THE PROBLEM. Check each line below for the word "microorganisms" and give the number of lines that have it, nothing more.

Extracted data entries.
+===+

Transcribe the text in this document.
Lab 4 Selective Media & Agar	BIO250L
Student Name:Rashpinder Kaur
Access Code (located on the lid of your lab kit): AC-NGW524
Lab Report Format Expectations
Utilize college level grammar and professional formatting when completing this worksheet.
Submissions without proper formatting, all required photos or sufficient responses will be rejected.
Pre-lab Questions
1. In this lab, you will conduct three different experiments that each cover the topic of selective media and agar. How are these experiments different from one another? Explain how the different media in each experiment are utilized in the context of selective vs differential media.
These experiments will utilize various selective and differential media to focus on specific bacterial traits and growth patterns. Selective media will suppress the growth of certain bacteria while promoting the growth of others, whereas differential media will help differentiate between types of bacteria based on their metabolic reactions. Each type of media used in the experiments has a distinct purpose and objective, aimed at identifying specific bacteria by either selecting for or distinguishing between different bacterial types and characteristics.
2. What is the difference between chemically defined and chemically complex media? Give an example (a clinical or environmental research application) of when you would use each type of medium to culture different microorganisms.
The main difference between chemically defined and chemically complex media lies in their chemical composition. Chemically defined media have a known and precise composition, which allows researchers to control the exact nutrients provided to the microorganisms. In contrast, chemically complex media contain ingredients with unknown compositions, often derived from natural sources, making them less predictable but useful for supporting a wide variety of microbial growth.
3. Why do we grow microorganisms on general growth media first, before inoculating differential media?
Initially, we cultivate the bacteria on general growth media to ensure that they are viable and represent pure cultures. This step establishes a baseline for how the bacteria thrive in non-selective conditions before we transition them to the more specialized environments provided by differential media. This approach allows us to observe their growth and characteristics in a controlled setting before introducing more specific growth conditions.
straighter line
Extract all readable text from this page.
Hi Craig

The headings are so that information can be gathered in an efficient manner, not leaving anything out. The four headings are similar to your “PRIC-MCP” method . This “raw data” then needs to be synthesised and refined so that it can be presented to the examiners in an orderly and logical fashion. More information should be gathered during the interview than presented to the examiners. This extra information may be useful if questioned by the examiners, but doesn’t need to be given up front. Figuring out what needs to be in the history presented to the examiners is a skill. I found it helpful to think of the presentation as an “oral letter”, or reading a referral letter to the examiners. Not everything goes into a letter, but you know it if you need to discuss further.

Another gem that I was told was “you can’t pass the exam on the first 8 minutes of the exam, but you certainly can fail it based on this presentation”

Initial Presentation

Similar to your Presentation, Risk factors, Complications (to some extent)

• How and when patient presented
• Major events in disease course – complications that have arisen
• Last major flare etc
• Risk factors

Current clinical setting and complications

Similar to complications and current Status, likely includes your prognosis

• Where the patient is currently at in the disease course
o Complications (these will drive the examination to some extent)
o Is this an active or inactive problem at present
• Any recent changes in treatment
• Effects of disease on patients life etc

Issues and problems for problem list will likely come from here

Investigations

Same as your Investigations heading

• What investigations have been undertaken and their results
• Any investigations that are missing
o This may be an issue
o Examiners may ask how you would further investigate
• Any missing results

+===+

EXPECTED OUTPUT. 3